> **PROBLEM REQUIREMENTS**:
Give every entry again, word for word.

> **PROVIDED INFORMATION**:
□ □ □ □ □

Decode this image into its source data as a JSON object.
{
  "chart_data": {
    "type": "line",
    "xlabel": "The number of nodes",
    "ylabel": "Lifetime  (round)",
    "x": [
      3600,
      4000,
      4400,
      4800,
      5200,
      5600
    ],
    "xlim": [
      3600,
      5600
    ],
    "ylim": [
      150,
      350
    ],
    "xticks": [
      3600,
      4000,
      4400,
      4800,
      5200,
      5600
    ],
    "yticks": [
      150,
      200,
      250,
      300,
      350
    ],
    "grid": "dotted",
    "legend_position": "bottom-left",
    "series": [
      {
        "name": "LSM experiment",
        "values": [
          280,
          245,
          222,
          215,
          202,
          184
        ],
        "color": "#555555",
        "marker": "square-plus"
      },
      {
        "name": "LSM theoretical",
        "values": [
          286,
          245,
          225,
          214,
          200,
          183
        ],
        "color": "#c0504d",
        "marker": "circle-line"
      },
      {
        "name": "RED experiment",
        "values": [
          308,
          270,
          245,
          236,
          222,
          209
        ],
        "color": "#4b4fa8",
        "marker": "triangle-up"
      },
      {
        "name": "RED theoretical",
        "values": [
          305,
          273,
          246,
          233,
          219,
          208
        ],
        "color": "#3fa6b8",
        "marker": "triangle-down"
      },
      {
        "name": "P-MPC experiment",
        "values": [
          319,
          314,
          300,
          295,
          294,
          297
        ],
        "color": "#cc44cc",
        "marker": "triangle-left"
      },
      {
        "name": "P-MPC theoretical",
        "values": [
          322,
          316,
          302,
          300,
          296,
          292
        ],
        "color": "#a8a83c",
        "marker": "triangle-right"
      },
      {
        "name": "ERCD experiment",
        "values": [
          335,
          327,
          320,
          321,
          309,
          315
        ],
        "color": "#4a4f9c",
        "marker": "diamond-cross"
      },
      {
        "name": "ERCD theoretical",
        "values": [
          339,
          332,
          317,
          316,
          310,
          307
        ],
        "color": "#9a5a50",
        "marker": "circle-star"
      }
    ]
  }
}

□ □ □ □ □

> **REPLY TO THE TASK**:
Decode this image into its source data as a JSON object.
{
  "chart_data": {
    "type": "line",
    "xlabel": "The number of nodes",
    "ylabel": "Lifetime  (round)",
    "x": [
      3600,
      4000,
      4400,
      4800,
      5200,
      5600
    ],
    "xlim": [
      3600,
      5600
    ],
    "ylim": [
      150,
      350
    ],
    "xticks": [
      3600,
      4000,
      4400,
      4800,
      5200,
      5600
    ],
    "yticks": [
      150,
      200,
      250,
      300,
      350
    ],
    "grid": "dotted",
    "legend_position": "bottom-left",
    "series": [
      {
        "name": "LSM experiment",
        "values": [
          280,
          245,
          222,
          215,
          202,
          184
        ],
        "color": "#555555",
        "marker": "square-plus"
      },
      {
        "name": "LSM theoretical",
        "values": [
          286,
          245,
          225,
          214,
          200,
          183
        ],
        "color": "#c0504d",
        "marker": "circle-line"
      },
      {
        "name": "RED experiment",
        "values": [
          308,
          270,
          245,
          236,
          222,
          209
        ],
        "color": "#4b4fa8",
        "marker": "triangle-up"
      },
      {
        "name": "RED theoretical",
        "values": [
          305,
          273,
          246,
          233,
          219,
          208
        ],
        "color": "#3fa6b8",
        "marker": "triangle-down"
      },
      {
        "name": "P-MPC experiment",
        "values": [
          319,
          314,
          300,
          295,
          294,
          297
        ],
        "color": "#cc44cc",
        "marker": "triangle-left"
      },
      {
        "name": "P-MPC theoretical",
        "values": [
          322,
          316,
          302,
          300,
          296,
          292
        ],
        "color": "#a8a83c",
        "marker": "triangle-right"
      },
      {
        "name": "ERCD experiment",
        "values": [
          335,
          327,
          320,
          321,
          309,
          315
        ],
        "color": "#4a4f9c",
        "marker": "diamond-cross"
      },
      {
        "name": "ERCD theoretical",
        "values": [
          339,
          332,
          317,
          316,
          310,
          307
        ],
        "color": "#9a5a50",
        "marker": "circle-star"
      }
    ]
  }
}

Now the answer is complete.